*What you should do*.
Among the records below, find each line that includes the string "letter" and copy it.

#### Data lines ####

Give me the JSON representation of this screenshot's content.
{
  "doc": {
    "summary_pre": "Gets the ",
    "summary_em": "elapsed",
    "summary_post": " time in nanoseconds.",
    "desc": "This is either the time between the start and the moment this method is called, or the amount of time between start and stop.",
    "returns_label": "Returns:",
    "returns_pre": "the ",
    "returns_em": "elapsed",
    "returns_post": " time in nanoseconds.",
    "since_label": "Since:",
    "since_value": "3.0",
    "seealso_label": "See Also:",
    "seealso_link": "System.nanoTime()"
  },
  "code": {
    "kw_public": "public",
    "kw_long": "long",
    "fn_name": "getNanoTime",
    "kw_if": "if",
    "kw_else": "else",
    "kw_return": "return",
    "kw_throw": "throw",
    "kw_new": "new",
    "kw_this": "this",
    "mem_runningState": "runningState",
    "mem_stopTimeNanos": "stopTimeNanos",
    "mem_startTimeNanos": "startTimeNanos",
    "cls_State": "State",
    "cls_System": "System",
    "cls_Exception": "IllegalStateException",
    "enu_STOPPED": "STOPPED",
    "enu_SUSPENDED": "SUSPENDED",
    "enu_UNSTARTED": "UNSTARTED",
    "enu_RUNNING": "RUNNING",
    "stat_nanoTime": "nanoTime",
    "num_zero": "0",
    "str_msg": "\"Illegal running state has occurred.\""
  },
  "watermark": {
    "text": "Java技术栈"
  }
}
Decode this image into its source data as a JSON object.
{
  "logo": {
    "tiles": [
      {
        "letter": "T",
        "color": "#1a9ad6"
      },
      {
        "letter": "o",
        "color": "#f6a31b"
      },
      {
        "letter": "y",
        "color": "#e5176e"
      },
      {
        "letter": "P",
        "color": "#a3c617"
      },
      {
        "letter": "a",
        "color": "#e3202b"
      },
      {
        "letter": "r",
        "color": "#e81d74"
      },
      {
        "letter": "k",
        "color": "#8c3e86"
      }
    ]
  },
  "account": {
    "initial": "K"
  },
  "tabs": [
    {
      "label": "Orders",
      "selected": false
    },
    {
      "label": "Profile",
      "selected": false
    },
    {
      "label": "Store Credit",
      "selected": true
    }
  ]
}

####

*Correct result*.
        "letter": "T",
        "letter": "o",
        "letter": "y",
        "letter": "P",
        "letter": "a",
        "letter": "r",
        "letter": "k",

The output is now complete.